#### Data shown
________________________
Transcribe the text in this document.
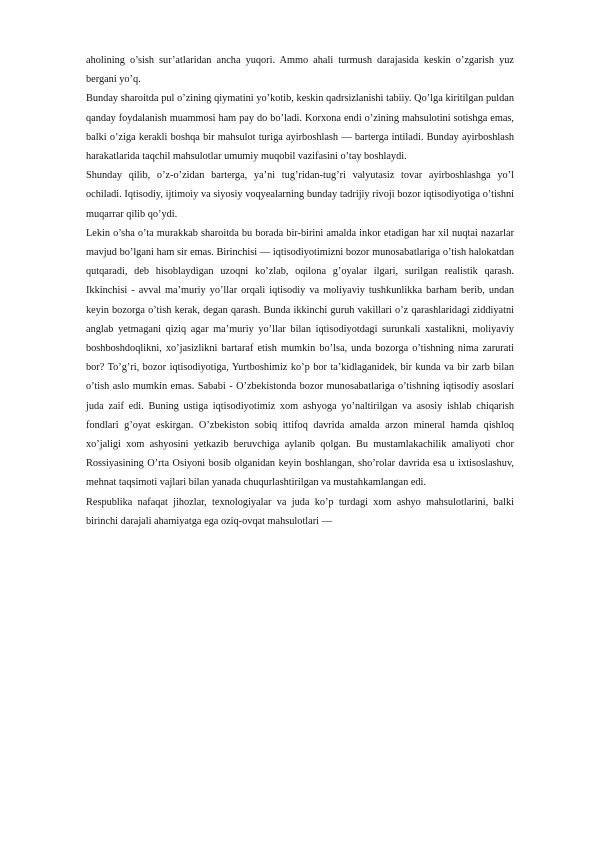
aholining o’sish sur’atlaridan ancha yuqori. Ammo ahali turmush darajasida keskin o’zgarish yuz bergani yo’q.

Bunday sharoitda pul o’zining qiymatini yo’kotib, keskin qadrsizlanishi tabiiy. Qo’lga kiritilgan puldan qanday foydalanish muammosi ham pay do bo’ladi. Korxona endi o’zining mahsulotini sotishga emas, balki o’ziga kerakli boshqa bir mahsulot turiga ayirboshlash — barterga intiladi. Bunday ayirboshlash harakatlarida taqchil mahsulotlar umumiy muqobil vazifasini o’tay boshlaydi.

Shunday qilib, o’z-o’zidan barterga, ya’ni tug’ridan-tug’ri valyutasiz tovar ayirboshlashga yo’l ochiladi. Iqtisodiy, ijtimoiy va siyosiy voqyealarning bunday tadrijiy rivoji bozor iqtisodiyotiga o’tishni muqarrar qilib qo’ydi.

Lekin o’sha o’ta murakkab sharoitda bu borada bir-birini amalda inkor etadigan har xil nuqtai nazarlar mavjud bo’lgani ham sir emas. Birinchisi — iqtisodiyotimizni bozor munosabatlariga o’tish halokatdan qutqaradi, deb hisoblaydigan uzoqni ko’zlab, oqilona g’oyalar ilgari, surilgan realistik qarash. Ikkinchisi - avval ma’muriy yo’llar orqali iqtisodiy va moliyaviy tushkunlikka barham berib, undan keyin bozorga o’tish kerak, degan qarash. Bunda ikkinchi guruh vakillari o’z qarashlaridagi ziddiyatni anglab yetmagani qiziq agar ma’muriy yo’llar bilan iqtisodiyotdagi surunkali xastalikni, moliyaviy boshboshdoqlikni, xo’jasizlikni bartaraf etish mumkin bo’lsa, unda bozorga o’tishning nima zarurati bor? To’g’ri, bozor iqtisodiyotiga, Yurtboshimiz ko’p bor ta’kidlaganidek, bir kunda va bir zarb bilan o’tish aslo mumkin emas. Sababi - O’zbekistonda bozor munosabatlariga o’tishning iqtisodiy asoslari juda zaif edi. Buning ustiga iqtisodiyotimiz xom ashyoga yo’naltirilgan va asosiy ishlab chiqarish fondlari g’oyat eskirgan. O’zbekiston sobiq ittifoq davrida amalda arzon mineral hamda qishloq xo’jaligi xom ashyosini yetkazib beruvchiga aylanib qolgan. Bu mustamlakachilik amaliyoti chor Rossiyasining O’rta Osiyoni bosib olganidan keyin boshlangan, sho’rolar davrida esa u ixtisoslashuv, mehnat taqsimoti vajlari bilan yanada chuqurlashtirilgan va mustahkamlangan edi.

Respublika nafaqat jihozlar, texnologiyalar va juda ko’p turdagi xom ashyo mahsulotlarini, balki birinchi darajali ahamiyatga ega oziq-ovqat mahsulotlari —
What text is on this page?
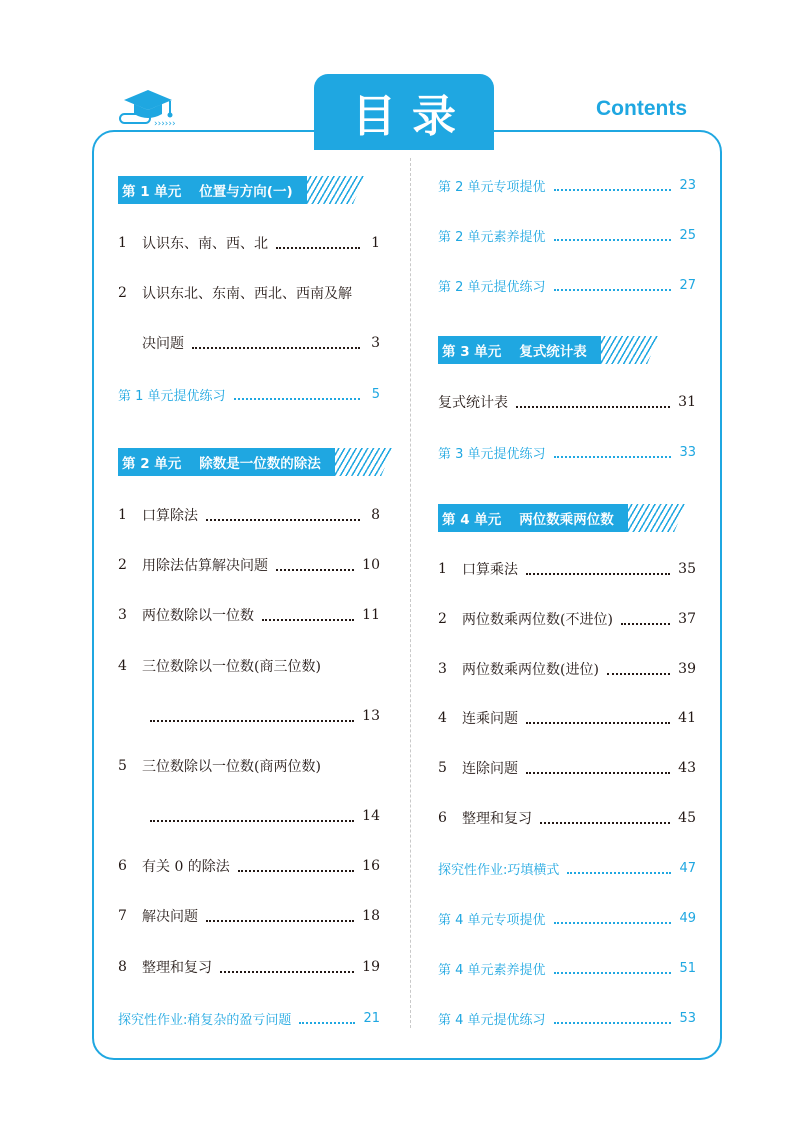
››››››	目录	Contents
第 1 单元 位置与方向(一)
1	认识东、南、西、北	1
2	认识东北、东南、西北、西南及解
决问题	3
第 1 单元提优练习	5
第 2 单元 除数是一位数的除法
1	口算除法	8
2	用除法估算解决问题	10
3	两位数除以一位数	11
4	三位数除以一位数(商三位数)
13
5	三位数除以一位数(商两位数)
14
6	有关 0 的除法	16
7	解决问题	18
8	整理和复习	19
探究性作业:稍复杂的盈亏问题	21
第 2 单元专项提优	23
第 2 单元素养提优	25
第 2 单元提优练习	27
第 3 单元 复式统计表
复式统计表	31
第 3 单元提优练习	33
第 4 单元 两位数乘两位数
1	口算乘法	35
2	两位数乘两位数(不进位)	37
3	两位数乘两位数(进位)	39
4	连乘问题	41
5	连除问题	43
6	整理和复习	45
探究性作业:巧填横式	47
第 4 单元专项提优	49
第 4 单元素养提优	51
第 4 单元提优练习	53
________________________
#### Exercise directions
Copy each line above precisely, dropping the pictures.

#### Task answer
Transcribe the text in this document.
aholining o’sish sur’atlaridan ancha yuqori. Ammo ahali turmush darajasida keskin o’zgarish yuz bergani yo’q.

Bunday sharoitda pul o’zining qiymatini yo’kotib, keskin qadrsizlanishi tabiiy. Qo’lga kiritilgan puldan qanday foydalanish muammosi ham pay do bo’ladi. Korxona endi o’zining mahsulotini sotishga emas, balki o’ziga kerakli boshqa bir mahsulot turiga ayirboshlash — barterga intiladi. Bunday ayirboshlash harakatlarida taqchil mahsulotlar umumiy muqobil vazifasini o’tay boshlaydi.

Shunday qilib, o’z-o’zidan barterga, ya’ni tug’ridan-tug’ri valyutasiz tovar ayirboshlashga yo’l ochiladi. Iqtisodiy, ijtimoiy va siyosiy voqyealarning bunday tadrijiy rivoji bozor iqtisodiyotiga o’tishni muqarrar qilib qo’ydi.

Lekin o’sha o’ta murakkab sharoitda bu borada bir-birini amalda inkor etadigan har xil nuqtai nazarlar mavjud bo’lgani ham sir emas. Birinchisi — iqtisodiyotimizni bozor munosabatlariga o’tish halokatdan qutqaradi, deb hisoblaydigan uzoqni ko’zlab, oqilona g’oyalar ilgari, surilgan realistik qarash. Ikkinchisi - avval ma’muriy yo’llar orqali iqtisodiy va moliyaviy tushkunlikka barham berib, undan keyin bozorga o’tish kerak, degan qarash. Bunda ikkinchi guruh vakillari o’z qarashlaridagi ziddiyatni anglab yetmagani qiziq agar ma’muriy yo’llar bilan iqtisodiyotdagi surunkali xastalikni, moliyaviy boshboshdoqlikni, xo’jasizlikni bartaraf etish mumkin bo’lsa, unda bozorga o’tishning nima zarurati bor? To’g’ri, bozor iqtisodiyotiga, Yurtboshimiz ko’p bor ta’kidlaganidek, bir kunda va bir zarb bilan o’tish aslo mumkin emas. Sababi - O’zbekistonda bozor munosabatlariga o’tishning iqtisodiy asoslari juda zaif edi. Buning ustiga iqtisodiyotimiz xom ashyoga yo’naltirilgan va asosiy ishlab chiqarish fondlari g’oyat eskirgan. O’zbekiston sobiq ittifoq davrida amalda arzon mineral hamda qishloq xo’jaligi xom ashyosini yetkazib beruvchiga aylanib qolgan. Bu mustamlakachilik amaliyoti chor Rossiyasining O’rta Osiyoni bosib olganidan keyin boshlangan, sho’rolar davrida esa u ixtisoslashuv, mehnat taqsimoti vajlari bilan yanada chuqurlashtirilgan va mustahkamlangan edi.

Respublika nafaqat jihozlar, texnologiyalar va juda ko’p turdagi xom ashyo mahsulotlarini, balki birinchi darajali ahamiyatga ega oziq-ovqat mahsulotlari —
What text is on this page?
››››››	目录	Contents
第 1 单元 位置与方向(一)
1	认识东、南、西、北	1
2	认识东北、东南、西北、西南及解
决问题	3
第 1 单元提优练习	5
第 2 单元 除数是一位数的除法
1	口算除法	8
2	用除法估算解决问题	10
3	两位数除以一位数	11
4	三位数除以一位数(商三位数)
13
5	三位数除以一位数(商两位数)
14
6	有关 0 的除法	16
7	解决问题	18
8	整理和复习	19
探究性作业:稍复杂的盈亏问题	21
第 2 单元专项提优	23
第 2 单元素养提优	25
第 2 单元提优练习	27
第 3 单元 复式统计表
复式统计表	31
第 3 单元提优练习	33
第 4 单元 两位数乘两位数
1	口算乘法	35
2	两位数乘两位数(不进位)	37
3	两位数乘两位数(进位)	39
4	连乘问题	41
5	连除问题	43
6	整理和复习	45
探究性作业:巧填横式	47
第 4 单元专项提优	49
第 4 单元素养提优	51
第 4 单元提优练习	53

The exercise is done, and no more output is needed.